Written exercise
Word for word, give the material below again, minus any images.

Data in this exercise
-- Start --
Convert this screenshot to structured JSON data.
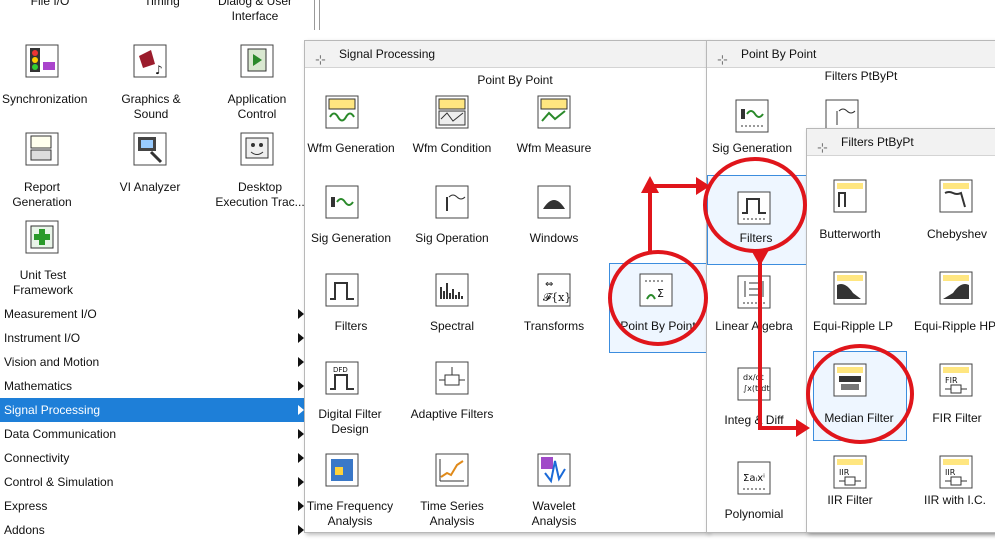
{
  "palette": {
    "top_labels": [
      "File I/O",
      "Timing",
      "Dialog & User Interface"
    ],
    "icons": [
      {
        "label": "Synchronization",
        "icon": "synchronization-icon"
      },
      {
        "label": "Graphics & Sound",
        "icon": "graphics-sound-icon"
      },
      {
        "label": "Application Control",
        "icon": "application-control-icon"
      },
      {
        "label": "Report Generation",
        "icon": "report-generation-icon"
      },
      {
        "label": "VI Analyzer",
        "icon": "vi-analyzer-icon"
      },
      {
        "label": "Desktop Execution Trac...",
        "icon": "desktop-execution-trace-icon"
      },
      {
        "label": "Unit Test Framework",
        "icon": "unit-test-framework-icon"
      }
    ],
    "categories": [
      "Measurement I/O",
      "Instrument I/O",
      "Vision and Motion",
      "Mathematics",
      "Signal Processing",
      "Data Communication",
      "Connectivity",
      "Control & Simulation",
      "Express",
      "Addons"
    ],
    "selected_category": "Signal Processing"
  },
  "signal_processing_panel": {
    "title": "Signal Processing",
    "subtitle": "Point By Point",
    "items": [
      "Wfm Generation",
      "Wfm Condition",
      "Wfm Measure",
      "Sig Generation",
      "Sig Operation",
      "Windows",
      "Filters",
      "Spectral",
      "Transforms",
      "Point By Point",
      "Digital Filter Design",
      "Adaptive Filters",
      "Time Frequency Analysis",
      "Time Series Analysis",
      "Wavelet Analysis"
    ]
  },
  "point_by_point_panel": {
    "title": "Point By Point",
    "subtitle": "Filters PtByPt",
    "items": [
      "Sig Generation",
      "Filters",
      "Linear Algebra",
      "Integ & Diff",
      "Polynomial"
    ]
  },
  "filters_ptbypt_panel": {
    "title": "Filters PtByPt",
    "items": [
      "Butterworth",
      "Chebyshev",
      "Equi-Ripple LP",
      "Equi-Ripple HP",
      "Median Filter",
      "FIR Filter",
      "IIR Filter",
      "IIR with I.C."
    ]
  },
  "annotation_color": "#e0151b"
}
-- End --
Answer
Convert this screenshot to structured JSON data.
{
  "palette": {
    "top_labels": [
      "File I/O",
      "Timing",
      "Dialog & User Interface"
    ],
    "icons": [
      {
        "label": "Synchronization",
        "icon": "synchronization-icon"
      },
      {
        "label": "Graphics & Sound",
        "icon": "graphics-sound-icon"
      },
      {
        "label": "Application Control",
        "icon": "application-control-icon"
      },
      {
        "label": "Report Generation",
        "icon": "report-generation-icon"
      },
      {
        "label": "VI Analyzer",
        "icon": "vi-analyzer-icon"
      },
      {
        "label": "Desktop Execution Trac...",
        "icon": "desktop-execution-trace-icon"
      },
      {
        "label": "Unit Test Framework",
        "icon": "unit-test-framework-icon"
      }
    ],
    "categories": [
      "Measurement I/O",
      "Instrument I/O",
      "Vision and Motion",
      "Mathematics",
      "Signal Processing",
      "Data Communication",
      "Connectivity",
      "Control & Simulation",
      "Express",
      "Addons"
    ],
    "selected_category": "Signal Processing"
  },
  "signal_processing_panel": {
    "title": "Signal Processing",
    "subtitle": "Point By Point",
    "items": [
      "Wfm Generation",
      "Wfm Condition",
      "Wfm Measure",
      "Sig Generation",
      "Sig Operation",
      "Windows",
      "Filters",
      "Spectral",
      "Transforms",
      "Point By Point",
      "Digital Filter Design",
      "Adaptive Filters",
      "Time Frequency Analysis",
      "Time Series Analysis",
      "Wavelet Analysis"
    ]
  },
  "point_by_point_panel": {
    "title": "Point By Point",
    "subtitle": "Filters PtByPt",
    "items": [
      "Sig Generation",
      "Filters",
      "Linear Algebra",
      "Integ & Diff",
      "Polynomial"
    ]
  },
  "filters_ptbypt_panel": {
    "title": "Filters PtByPt",
    "items": [
      "Butterworth",
      "Chebyshev",
      "Equi-Ripple LP",
      "Equi-Ripple HP",
      "Median Filter",
      "FIR Filter",
      "IIR Filter",
      "IIR with I.C."
    ]
  },
  "annotation_color": "#e0151b"
}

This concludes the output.